▸ Objective
Output every entry exactly, from the first line to the last.

(begin)

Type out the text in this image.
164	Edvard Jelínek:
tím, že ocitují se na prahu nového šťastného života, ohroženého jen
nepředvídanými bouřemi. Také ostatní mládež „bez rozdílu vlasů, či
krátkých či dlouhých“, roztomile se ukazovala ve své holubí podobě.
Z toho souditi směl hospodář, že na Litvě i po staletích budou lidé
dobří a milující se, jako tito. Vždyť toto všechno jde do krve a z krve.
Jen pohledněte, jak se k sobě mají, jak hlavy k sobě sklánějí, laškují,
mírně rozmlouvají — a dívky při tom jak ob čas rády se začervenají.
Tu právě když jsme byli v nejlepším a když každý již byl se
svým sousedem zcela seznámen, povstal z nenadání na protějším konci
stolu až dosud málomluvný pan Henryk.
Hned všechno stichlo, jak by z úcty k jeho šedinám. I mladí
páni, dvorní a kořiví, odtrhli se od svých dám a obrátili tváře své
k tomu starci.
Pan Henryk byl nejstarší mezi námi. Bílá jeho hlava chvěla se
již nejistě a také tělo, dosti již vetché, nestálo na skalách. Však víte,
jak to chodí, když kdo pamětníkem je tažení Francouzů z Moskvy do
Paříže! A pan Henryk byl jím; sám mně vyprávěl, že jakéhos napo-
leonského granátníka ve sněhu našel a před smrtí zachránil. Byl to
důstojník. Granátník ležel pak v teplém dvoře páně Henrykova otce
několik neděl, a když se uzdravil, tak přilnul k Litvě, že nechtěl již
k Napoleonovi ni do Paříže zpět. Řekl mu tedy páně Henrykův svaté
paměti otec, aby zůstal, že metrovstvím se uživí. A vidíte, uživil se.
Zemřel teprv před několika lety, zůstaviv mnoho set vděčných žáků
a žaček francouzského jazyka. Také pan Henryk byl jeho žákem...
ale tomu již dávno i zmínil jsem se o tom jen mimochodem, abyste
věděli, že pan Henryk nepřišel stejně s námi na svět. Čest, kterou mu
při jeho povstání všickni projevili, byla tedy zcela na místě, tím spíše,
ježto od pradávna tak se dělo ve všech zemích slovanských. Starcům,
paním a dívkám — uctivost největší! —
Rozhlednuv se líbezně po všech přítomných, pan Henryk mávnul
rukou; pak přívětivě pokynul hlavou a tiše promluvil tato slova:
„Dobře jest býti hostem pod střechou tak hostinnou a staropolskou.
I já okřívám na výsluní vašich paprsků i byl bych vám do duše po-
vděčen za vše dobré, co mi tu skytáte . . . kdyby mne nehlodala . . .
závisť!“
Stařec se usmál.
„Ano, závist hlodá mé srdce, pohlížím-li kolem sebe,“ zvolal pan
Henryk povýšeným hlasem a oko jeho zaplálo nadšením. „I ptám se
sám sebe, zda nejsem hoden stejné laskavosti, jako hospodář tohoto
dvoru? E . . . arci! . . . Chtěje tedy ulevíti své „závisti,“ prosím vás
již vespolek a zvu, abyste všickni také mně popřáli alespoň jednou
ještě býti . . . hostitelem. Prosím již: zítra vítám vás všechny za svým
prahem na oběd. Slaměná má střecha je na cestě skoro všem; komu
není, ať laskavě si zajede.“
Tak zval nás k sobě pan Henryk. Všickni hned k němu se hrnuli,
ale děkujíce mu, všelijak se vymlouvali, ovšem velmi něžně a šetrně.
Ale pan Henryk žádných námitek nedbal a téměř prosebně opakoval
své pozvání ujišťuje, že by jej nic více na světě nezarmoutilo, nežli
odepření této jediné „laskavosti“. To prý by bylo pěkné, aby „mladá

(end)

▸ Full answer
Type out the text in this image.
164	Edvard Jelínek:
tím, že ocitují se na prahu nového šťastného života, ohroženého jen
nepředvídanými bouřemi. Také ostatní mládež „bez rozdílu vlasů, či
krátkých či dlouhých“, roztomile se ukazovala ve své holubí podobě.
Z toho souditi směl hospodář, že na Litvě i po staletích budou lidé
dobří a milující se, jako tito. Vždyť toto všechno jde do krve a z krve.
Jen pohledněte, jak se k sobě mají, jak hlavy k sobě sklánějí, laškují,
mírně rozmlouvají — a dívky při tom jak ob čas rády se začervenají.
Tu právě když jsme byli v nejlepším a když každý již byl se
svým sousedem zcela seznámen, povstal z nenadání na protějším konci
stolu až dosud málomluvný pan Henryk.
Hned všechno stichlo, jak by z úcty k jeho šedinám. I mladí
páni, dvorní a kořiví, odtrhli se od svých dám a obrátili tváře své
k tomu starci.
Pan Henryk byl nejstarší mezi námi. Bílá jeho hlava chvěla se
již nejistě a také tělo, dosti již vetché, nestálo na skalách. Však víte,
jak to chodí, když kdo pamětníkem je tažení Francouzů z Moskvy do
Paříže! A pan Henryk byl jím; sám mně vyprávěl, že jakéhos napo-
leonského granátníka ve sněhu našel a před smrtí zachránil. Byl to
důstojník. Granátník ležel pak v teplém dvoře páně Henrykova otce
několik neděl, a když se uzdravil, tak přilnul k Litvě, že nechtěl již
k Napoleonovi ni do Paříže zpět. Řekl mu tedy páně Henrykův svaté
paměti otec, aby zůstal, že metrovstvím se uživí. A vidíte, uživil se.
Zemřel teprv před několika lety, zůstaviv mnoho set vděčných žáků
a žaček francouzského jazyka. Také pan Henryk byl jeho žákem...
ale tomu již dávno i zmínil jsem se o tom jen mimochodem, abyste
věděli, že pan Henryk nepřišel stejně s námi na svět. Čest, kterou mu
při jeho povstání všickni projevili, byla tedy zcela na místě, tím spíše,
ježto od pradávna tak se dělo ve všech zemích slovanských. Starcům,
paním a dívkám — uctivost největší! —
Rozhlednuv se líbezně po všech přítomných, pan Henryk mávnul
rukou; pak přívětivě pokynul hlavou a tiše promluvil tato slova:
„Dobře jest býti hostem pod střechou tak hostinnou a staropolskou.
I já okřívám na výsluní vašich paprsků i byl bych vám do duše po-
vděčen za vše dobré, co mi tu skytáte . . . kdyby mne nehlodala . . .
závisť!“
Stařec se usmál.
„Ano, závist hlodá mé srdce, pohlížím-li kolem sebe,“ zvolal pan
Henryk povýšeným hlasem a oko jeho zaplálo nadšením. „I ptám se
sám sebe, zda nejsem hoden stejné laskavosti, jako hospodář tohoto
dvoru? E . . . arci! . . . Chtěje tedy ulevíti své „závisti,“ prosím vás
již vespolek a zvu, abyste všickni také mně popřáli alespoň jednou
ještě býti . . . hostitelem. Prosím již: zítra vítám vás všechny za svým
prahem na oběd. Slaměná má střecha je na cestě skoro všem; komu
není, ať laskavě si zajede.“
Tak zval nás k sobě pan Henryk. Všickni hned k němu se hrnuli,
ale děkujíce mu, všelijak se vymlouvali, ovšem velmi něžně a šetrně.
Ale pan Henryk žádných námitek nedbal a téměř prosebně opakoval
své pozvání ujišťuje, že by jej nic více na světě nezarmoutilo, nežli
odepření této jediné „laskavosti“. To prý by bylo pěkné, aby „mladá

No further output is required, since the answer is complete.